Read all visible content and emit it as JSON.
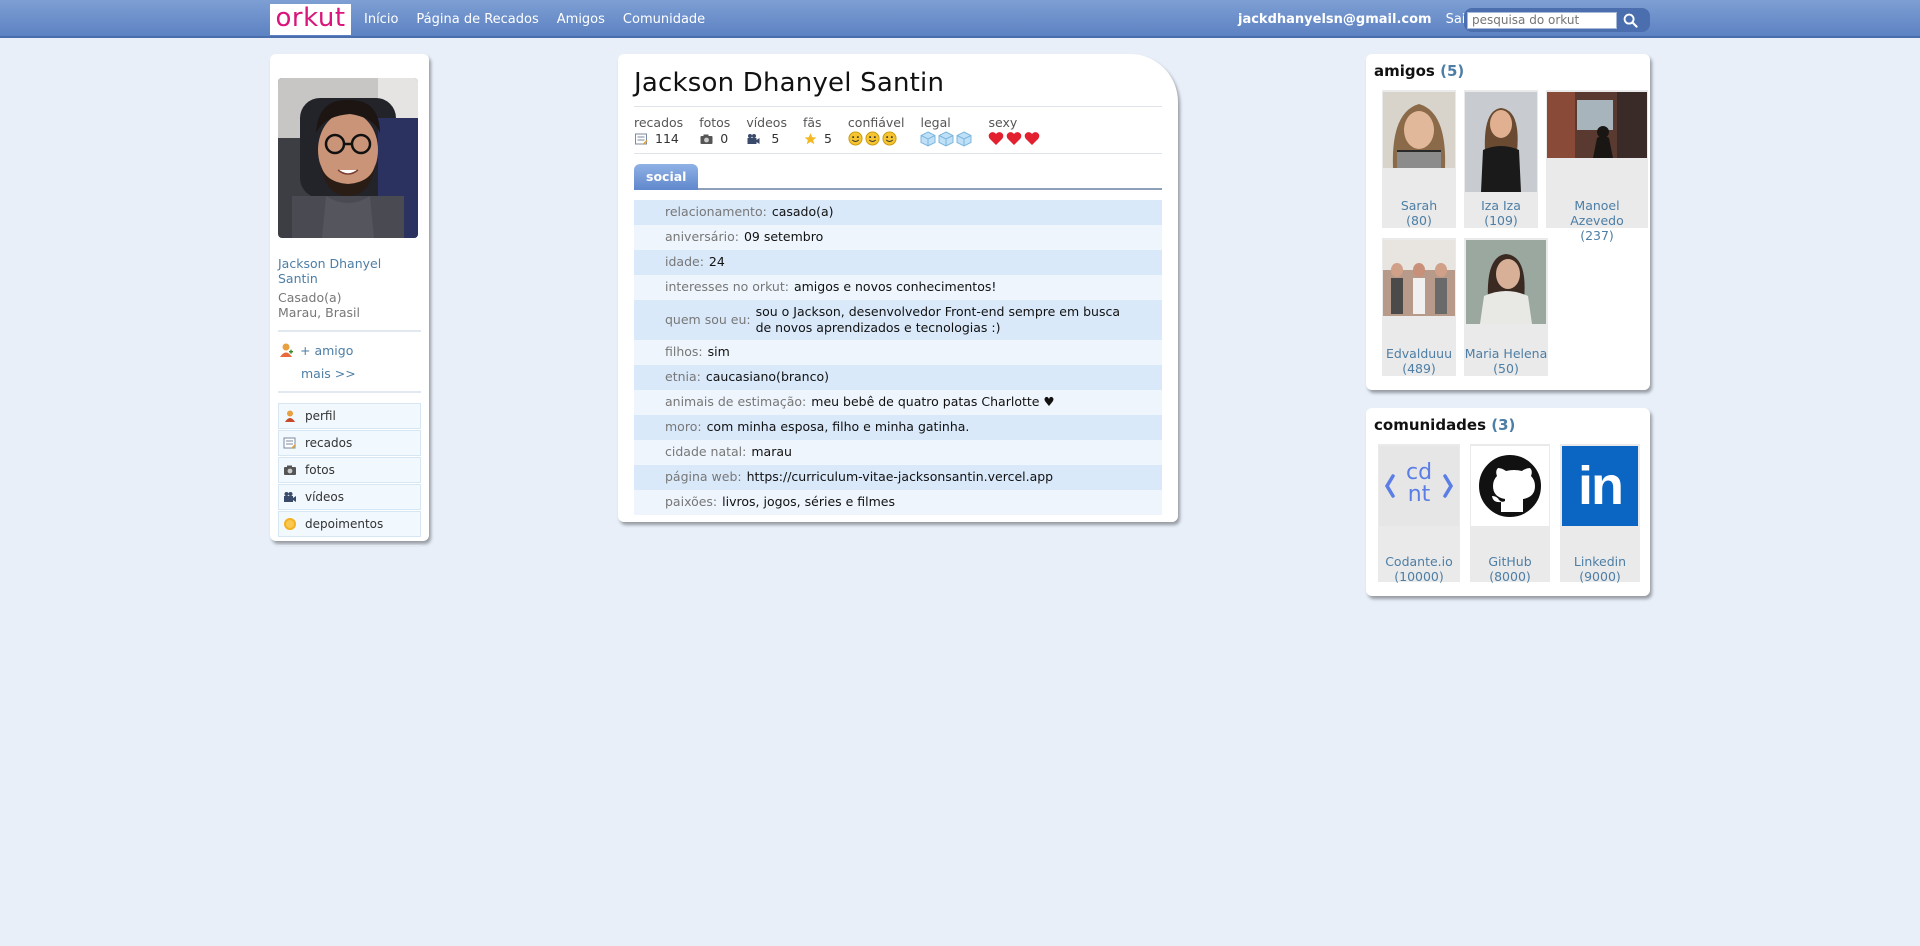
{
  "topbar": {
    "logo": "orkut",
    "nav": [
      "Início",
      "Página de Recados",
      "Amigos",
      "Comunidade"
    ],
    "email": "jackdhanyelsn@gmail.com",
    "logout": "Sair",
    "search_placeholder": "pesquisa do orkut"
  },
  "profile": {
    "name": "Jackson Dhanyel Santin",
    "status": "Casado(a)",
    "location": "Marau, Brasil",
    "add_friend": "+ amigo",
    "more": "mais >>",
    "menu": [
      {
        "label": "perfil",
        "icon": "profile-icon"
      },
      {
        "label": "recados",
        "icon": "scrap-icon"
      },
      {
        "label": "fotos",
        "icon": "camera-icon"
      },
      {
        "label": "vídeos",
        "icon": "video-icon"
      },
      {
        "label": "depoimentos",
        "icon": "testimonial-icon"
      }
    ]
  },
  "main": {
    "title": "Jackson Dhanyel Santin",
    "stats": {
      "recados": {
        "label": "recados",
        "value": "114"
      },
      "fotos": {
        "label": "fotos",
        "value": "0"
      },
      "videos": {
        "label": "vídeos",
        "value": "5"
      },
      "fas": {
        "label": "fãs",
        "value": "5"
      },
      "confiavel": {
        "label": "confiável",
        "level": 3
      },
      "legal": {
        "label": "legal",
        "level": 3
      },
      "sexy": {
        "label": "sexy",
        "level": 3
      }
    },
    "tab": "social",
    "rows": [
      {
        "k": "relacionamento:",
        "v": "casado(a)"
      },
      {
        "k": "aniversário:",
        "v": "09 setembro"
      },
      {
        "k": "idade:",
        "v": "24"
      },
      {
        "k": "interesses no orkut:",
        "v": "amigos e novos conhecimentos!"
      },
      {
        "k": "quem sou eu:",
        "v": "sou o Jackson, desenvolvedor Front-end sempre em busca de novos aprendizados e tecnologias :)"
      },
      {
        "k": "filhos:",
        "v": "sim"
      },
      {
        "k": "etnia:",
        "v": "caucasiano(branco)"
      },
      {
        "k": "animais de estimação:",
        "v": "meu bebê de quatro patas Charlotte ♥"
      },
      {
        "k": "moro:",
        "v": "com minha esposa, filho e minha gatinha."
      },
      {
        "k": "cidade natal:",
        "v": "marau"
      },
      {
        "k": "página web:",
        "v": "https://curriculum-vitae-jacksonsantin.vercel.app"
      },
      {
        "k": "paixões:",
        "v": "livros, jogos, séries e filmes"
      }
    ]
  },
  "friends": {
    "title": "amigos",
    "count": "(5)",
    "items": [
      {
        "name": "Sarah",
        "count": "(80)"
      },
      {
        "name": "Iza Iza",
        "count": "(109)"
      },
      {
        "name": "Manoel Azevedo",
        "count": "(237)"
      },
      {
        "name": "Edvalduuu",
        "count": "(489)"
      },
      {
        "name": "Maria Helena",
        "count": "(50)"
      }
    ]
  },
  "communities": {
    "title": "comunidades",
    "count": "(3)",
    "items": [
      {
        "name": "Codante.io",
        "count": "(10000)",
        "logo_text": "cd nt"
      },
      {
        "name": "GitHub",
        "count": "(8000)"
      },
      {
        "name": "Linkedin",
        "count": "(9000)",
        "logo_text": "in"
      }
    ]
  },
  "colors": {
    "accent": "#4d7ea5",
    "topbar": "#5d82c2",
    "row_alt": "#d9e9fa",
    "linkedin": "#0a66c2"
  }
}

# # #

INSTRUCTIONS FOR THE TASK » Pictures in the records above are left out; print everything else exactly as written.

COMPLETE OUTPUT »
Read all visible content and emit it as JSON.
{
  "topbar": {
    "logo": "orkut",
    "nav": [
      "Início",
      "Página de Recados",
      "Amigos",
      "Comunidade"
    ],
    "email": "jackdhanyelsn@gmail.com",
    "logout": "Sair",
    "search_placeholder": "pesquisa do orkut"
  },
  "profile": {
    "name": "Jackson Dhanyel Santin",
    "status": "Casado(a)",
    "location": "Marau, Brasil",
    "add_friend": "+ amigo",
    "more": "mais >>",
    "menu": [
      {
        "label": "perfil",
        "icon": "profile-icon"
      },
      {
        "label": "recados",
        "icon": "scrap-icon"
      },
      {
        "label": "fotos",
        "icon": "camera-icon"
      },
      {
        "label": "vídeos",
        "icon": "video-icon"
      },
      {
        "label": "depoimentos",
        "icon": "testimonial-icon"
      }
    ]
  },
  "main": {
    "title": "Jackson Dhanyel Santin",
    "stats": {
      "recados": {
        "label": "recados",
        "value": "114"
      },
      "fotos": {
        "label": "fotos",
        "value": "0"
      },
      "videos": {
        "label": "vídeos",
        "value": "5"
      },
      "fas": {
        "label": "fãs",
        "value": "5"
      },
      "confiavel": {
        "label": "confiável",
        "level": 3
      },
      "legal": {
        "label": "legal",
        "level": 3
      },
      "sexy": {
        "label": "sexy",
        "level": 3
      }
    },
    "tab": "social",
    "rows": [
      {
        "k": "relacionamento:",
        "v": "casado(a)"
      },
      {
        "k": "aniversário:",
        "v": "09 setembro"
      },
      {
        "k": "idade:",
        "v": "24"
      },
      {
        "k": "interesses no orkut:",
        "v": "amigos e novos conhecimentos!"
      },
      {
        "k": "quem sou eu:",
        "v": "sou o Jackson, desenvolvedor Front-end sempre em busca de novos aprendizados e tecnologias :)"
      },
      {
        "k": "filhos:",
        "v": "sim"
      },
      {
        "k": "etnia:",
        "v": "caucasiano(branco)"
      },
      {
        "k": "animais de estimação:",
        "v": "meu bebê de quatro patas Charlotte ♥"
      },
      {
        "k": "moro:",
        "v": "com minha esposa, filho e minha gatinha."
      },
      {
        "k": "cidade natal:",
        "v": "marau"
      },
      {
        "k": "página web:",
        "v": "https://curriculum-vitae-jacksonsantin.vercel.app"
      },
      {
        "k": "paixões:",
        "v": "livros, jogos, séries e filmes"
      }
    ]
  },
  "friends": {
    "title": "amigos",
    "count": "(5)",
    "items": [
      {
        "name": "Sarah",
        "count": "(80)"
      },
      {
        "name": "Iza Iza",
        "count": "(109)"
      },
      {
        "name": "Manoel Azevedo",
        "count": "(237)"
      },
      {
        "name": "Edvalduuu",
        "count": "(489)"
      },
      {
        "name": "Maria Helena",
        "count": "(50)"
      }
    ]
  },
  "communities": {
    "title": "comunidades",
    "count": "(3)",
    "items": [
      {
        "name": "Codante.io",
        "count": "(10000)",
        "logo_text": "cd nt"
      },
      {
        "name": "GitHub",
        "count": "(8000)"
      },
      {
        "name": "Linkedin",
        "count": "(9000)",
        "logo_text": "in"
      }
    ]
  },
  "colors": {
    "accent": "#4d7ea5",
    "topbar": "#5d82c2",
    "row_alt": "#d9e9fa",
    "linkedin": "#0a66c2"
  }
}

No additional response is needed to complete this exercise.